Below are some entries. Copy each line that holds the string "continent".

::::

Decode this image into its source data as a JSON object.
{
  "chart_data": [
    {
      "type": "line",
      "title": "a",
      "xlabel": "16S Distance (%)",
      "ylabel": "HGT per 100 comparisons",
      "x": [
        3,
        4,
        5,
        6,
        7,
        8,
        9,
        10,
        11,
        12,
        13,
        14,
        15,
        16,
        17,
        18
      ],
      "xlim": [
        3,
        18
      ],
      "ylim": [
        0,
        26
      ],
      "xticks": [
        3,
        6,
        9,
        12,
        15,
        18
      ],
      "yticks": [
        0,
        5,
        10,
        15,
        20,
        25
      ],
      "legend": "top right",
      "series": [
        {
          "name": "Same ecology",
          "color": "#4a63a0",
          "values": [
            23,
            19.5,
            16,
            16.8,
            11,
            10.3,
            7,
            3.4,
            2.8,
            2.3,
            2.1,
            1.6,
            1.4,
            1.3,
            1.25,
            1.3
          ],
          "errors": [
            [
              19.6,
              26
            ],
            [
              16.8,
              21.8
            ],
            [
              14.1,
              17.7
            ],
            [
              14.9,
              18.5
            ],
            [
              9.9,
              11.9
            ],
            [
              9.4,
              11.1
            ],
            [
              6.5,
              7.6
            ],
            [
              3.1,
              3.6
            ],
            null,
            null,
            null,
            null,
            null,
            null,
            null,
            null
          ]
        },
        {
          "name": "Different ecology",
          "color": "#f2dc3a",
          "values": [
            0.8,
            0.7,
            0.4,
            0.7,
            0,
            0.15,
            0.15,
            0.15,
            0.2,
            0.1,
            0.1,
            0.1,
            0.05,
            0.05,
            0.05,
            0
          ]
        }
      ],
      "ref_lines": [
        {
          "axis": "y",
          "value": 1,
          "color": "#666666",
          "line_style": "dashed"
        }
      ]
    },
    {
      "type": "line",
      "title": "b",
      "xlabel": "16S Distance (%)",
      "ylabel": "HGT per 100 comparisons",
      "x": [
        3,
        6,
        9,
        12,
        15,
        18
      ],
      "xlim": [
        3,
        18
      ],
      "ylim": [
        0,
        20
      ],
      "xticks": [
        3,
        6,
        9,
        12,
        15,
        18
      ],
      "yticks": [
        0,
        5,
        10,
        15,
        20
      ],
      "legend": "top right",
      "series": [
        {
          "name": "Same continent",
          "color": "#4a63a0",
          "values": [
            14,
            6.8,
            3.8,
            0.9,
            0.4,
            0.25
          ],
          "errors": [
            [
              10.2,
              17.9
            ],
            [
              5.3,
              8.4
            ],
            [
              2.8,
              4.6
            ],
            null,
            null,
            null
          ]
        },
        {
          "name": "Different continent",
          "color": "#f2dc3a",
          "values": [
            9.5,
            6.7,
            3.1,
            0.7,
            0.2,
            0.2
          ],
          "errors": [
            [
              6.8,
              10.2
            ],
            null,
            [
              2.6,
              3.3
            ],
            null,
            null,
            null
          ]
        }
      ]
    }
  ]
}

::::

- **ANSWER TO THIS TASK**
          "name": "Same continent",
          "name": "Different continent",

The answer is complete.